Dataset entries on figures

※

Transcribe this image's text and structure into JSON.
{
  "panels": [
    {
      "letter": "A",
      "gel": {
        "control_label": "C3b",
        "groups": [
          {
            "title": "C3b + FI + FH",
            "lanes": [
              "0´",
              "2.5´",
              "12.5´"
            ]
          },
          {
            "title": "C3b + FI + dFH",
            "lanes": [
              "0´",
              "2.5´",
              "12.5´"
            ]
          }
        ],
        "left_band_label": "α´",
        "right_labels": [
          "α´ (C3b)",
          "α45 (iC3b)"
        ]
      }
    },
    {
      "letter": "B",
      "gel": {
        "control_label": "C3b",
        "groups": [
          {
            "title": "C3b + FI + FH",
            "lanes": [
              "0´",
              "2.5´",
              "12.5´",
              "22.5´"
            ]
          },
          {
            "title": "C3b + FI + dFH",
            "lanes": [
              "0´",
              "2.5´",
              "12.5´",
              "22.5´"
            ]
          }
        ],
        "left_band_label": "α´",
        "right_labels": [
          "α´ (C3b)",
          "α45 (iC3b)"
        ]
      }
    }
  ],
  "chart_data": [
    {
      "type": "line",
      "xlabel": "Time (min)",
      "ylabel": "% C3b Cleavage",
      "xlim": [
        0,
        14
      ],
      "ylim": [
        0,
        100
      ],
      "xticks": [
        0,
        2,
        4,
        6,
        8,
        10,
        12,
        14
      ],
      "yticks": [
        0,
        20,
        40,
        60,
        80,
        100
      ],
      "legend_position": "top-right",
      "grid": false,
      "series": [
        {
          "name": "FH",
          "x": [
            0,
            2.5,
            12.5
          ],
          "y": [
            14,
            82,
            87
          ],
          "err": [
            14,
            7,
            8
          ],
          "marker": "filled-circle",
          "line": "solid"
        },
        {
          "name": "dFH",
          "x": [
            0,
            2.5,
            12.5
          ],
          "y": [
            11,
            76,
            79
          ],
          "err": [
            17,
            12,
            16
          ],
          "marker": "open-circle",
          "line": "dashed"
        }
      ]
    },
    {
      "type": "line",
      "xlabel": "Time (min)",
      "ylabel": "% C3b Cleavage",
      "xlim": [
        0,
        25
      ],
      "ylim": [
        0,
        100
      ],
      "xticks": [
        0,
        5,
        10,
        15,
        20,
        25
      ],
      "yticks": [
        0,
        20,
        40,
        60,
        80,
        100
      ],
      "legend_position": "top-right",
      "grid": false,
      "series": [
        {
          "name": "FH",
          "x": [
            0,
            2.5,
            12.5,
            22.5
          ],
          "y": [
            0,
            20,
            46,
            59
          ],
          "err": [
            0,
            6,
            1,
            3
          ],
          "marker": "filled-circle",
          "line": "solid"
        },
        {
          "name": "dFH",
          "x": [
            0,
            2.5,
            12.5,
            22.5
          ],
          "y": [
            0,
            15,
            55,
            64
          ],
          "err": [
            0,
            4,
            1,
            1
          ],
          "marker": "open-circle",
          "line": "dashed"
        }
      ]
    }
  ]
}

※

→ Challenge
Write out the complete set of records exactly as given.

→ Output of the task
Transcribe this image's text and structure into JSON.
{
  "panels": [
    {
      "letter": "A",
      "gel": {
        "control_label": "C3b",
        "groups": [
          {
            "title": "C3b + FI + FH",
            "lanes": [
              "0´",
              "2.5´",
              "12.5´"
            ]
          },
          {
            "title": "C3b + FI + dFH",
            "lanes": [
              "0´",
              "2.5´",
              "12.5´"
            ]
          }
        ],
        "left_band_label": "α´",
        "right_labels": [
          "α´ (C3b)",
          "α45 (iC3b)"
        ]
      }
    },
    {
      "letter": "B",
      "gel": {
        "control_label": "C3b",
        "groups": [
          {
            "title": "C3b + FI + FH",
            "lanes": [
              "0´",
              "2.5´",
              "12.5´",
              "22.5´"
            ]
          },
          {
            "title": "C3b + FI + dFH",
            "lanes": [
              "0´",
              "2.5´",
              "12.5´",
              "22.5´"
            ]
          }
        ],
        "left_band_label": "α´",
        "right_labels": [
          "α´ (C3b)",
          "α45 (iC3b)"
        ]
      }
    }
  ],
  "chart_data": [
    {
      "type": "line",
      "xlabel": "Time (min)",
      "ylabel": "% C3b Cleavage",
      "xlim": [
        0,
        14
      ],
      "ylim": [
        0,
        100
      ],
      "xticks": [
        0,
        2,
        4,
        6,
        8,
        10,
        12,
        14
      ],
      "yticks": [
        0,
        20,
        40,
        60,
        80,
        100
      ],
      "legend_position": "top-right",
      "grid": false,
      "series": [
        {
          "name": "FH",
          "x": [
            0,
            2.5,
            12.5
          ],
          "y": [
            14,
            82,
            87
          ],
          "err": [
            14,
            7,
            8
          ],
          "marker": "filled-circle",
          "line": "solid"
        },
        {
          "name": "dFH",
          "x": [
            0,
            2.5,
            12.5
          ],
          "y": [
            11,
            76,
            79
          ],
          "err": [
            17,
            12,
            16
          ],
          "marker": "open-circle",
          "line": "dashed"
        }
      ]
    },
    {
      "type": "line",
      "xlabel": "Time (min)",
      "ylabel": "% C3b Cleavage",
      "xlim": [
        0,
        25
      ],
      "ylim": [
        0,
        100
      ],
      "xticks": [
        0,
        5,
        10,
        15,
        20,
        25
      ],
      "yticks": [
        0,
        20,
        40,
        60,
        80,
        100
      ],
      "legend_position": "top-right",
      "grid": false,
      "series": [
        {
          "name": "FH",
          "x": [
            0,
            2.5,
            12.5,
            22.5
          ],
          "y": [
            0,
            20,
            46,
            59
          ],
          "err": [
            0,
            6,
            1,
            3
          ],
          "marker": "filled-circle",
          "line": "solid"
        },
        {
          "name": "dFH",
          "x": [
            0,
            2.5,
            12.5,
            22.5
          ],
          "y": [
            0,
            15,
            55,
            64
          ],
          "err": [
            0,
            4,
            1,
            1
          ],
          "marker": "open-circle",
          "line": "dashed"
        }
      ]
    }
  ]
}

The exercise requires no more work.